■ DIRECTIONS FOR THIS TASK ■
In the listing below, pick out lines with "пунктом".

(Dataset entries)
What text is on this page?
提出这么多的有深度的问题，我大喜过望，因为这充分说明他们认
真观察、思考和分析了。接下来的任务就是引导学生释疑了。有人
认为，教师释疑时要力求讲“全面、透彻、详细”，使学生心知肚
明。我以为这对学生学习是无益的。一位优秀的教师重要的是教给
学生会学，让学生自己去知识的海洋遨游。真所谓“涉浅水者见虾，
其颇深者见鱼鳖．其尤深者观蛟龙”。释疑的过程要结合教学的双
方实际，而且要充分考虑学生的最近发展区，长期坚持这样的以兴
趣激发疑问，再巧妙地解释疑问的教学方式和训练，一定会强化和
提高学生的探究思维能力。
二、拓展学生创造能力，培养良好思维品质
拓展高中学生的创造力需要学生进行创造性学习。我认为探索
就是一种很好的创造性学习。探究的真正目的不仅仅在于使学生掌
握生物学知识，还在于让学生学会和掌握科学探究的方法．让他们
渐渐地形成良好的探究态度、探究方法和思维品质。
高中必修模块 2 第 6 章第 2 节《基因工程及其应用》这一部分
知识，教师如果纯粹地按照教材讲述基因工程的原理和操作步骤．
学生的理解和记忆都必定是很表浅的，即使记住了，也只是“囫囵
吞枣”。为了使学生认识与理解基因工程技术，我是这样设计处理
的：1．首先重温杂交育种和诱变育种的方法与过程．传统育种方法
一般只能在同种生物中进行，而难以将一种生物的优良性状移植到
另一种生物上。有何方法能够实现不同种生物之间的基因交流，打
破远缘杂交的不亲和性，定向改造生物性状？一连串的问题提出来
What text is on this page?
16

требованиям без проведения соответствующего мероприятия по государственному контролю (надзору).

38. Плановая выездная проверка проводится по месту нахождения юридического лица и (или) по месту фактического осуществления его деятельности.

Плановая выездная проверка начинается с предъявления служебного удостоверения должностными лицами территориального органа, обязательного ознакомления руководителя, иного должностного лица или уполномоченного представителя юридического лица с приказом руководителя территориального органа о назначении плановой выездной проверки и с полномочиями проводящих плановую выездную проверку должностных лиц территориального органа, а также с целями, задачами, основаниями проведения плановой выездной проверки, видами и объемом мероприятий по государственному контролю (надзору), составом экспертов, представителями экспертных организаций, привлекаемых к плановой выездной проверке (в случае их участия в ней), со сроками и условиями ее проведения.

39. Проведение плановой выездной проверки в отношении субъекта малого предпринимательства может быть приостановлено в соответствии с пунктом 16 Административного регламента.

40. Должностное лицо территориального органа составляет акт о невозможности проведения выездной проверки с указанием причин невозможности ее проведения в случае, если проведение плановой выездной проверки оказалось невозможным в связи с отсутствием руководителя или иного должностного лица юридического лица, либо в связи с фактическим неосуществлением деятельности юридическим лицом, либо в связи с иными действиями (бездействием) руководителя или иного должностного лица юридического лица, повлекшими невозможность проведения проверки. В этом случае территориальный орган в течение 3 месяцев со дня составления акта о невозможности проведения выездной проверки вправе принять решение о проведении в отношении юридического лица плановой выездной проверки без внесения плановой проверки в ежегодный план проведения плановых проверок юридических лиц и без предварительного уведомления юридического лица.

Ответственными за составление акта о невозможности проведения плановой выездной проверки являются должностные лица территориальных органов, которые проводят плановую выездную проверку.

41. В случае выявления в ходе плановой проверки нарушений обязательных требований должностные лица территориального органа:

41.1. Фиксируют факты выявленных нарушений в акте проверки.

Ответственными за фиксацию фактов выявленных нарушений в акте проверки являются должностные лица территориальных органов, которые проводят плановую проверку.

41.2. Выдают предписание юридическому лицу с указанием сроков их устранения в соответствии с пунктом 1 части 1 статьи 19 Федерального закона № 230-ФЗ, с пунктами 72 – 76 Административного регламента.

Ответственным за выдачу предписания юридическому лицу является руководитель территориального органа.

■ THE ANSWER ■
39. Проведение плановой выездной проверки в отношении субъекта малого предпринимательства может быть приостановлено в соответствии с пунктом 16 Административного регламента.
41.2. Выдают предписание юридическому лицу с указанием сроков их устранения в соответствии с пунктом 1 части 1 статьи 19 Федерального закона № 230-ФЗ, с пунктами 72 – 76 Административного регламента.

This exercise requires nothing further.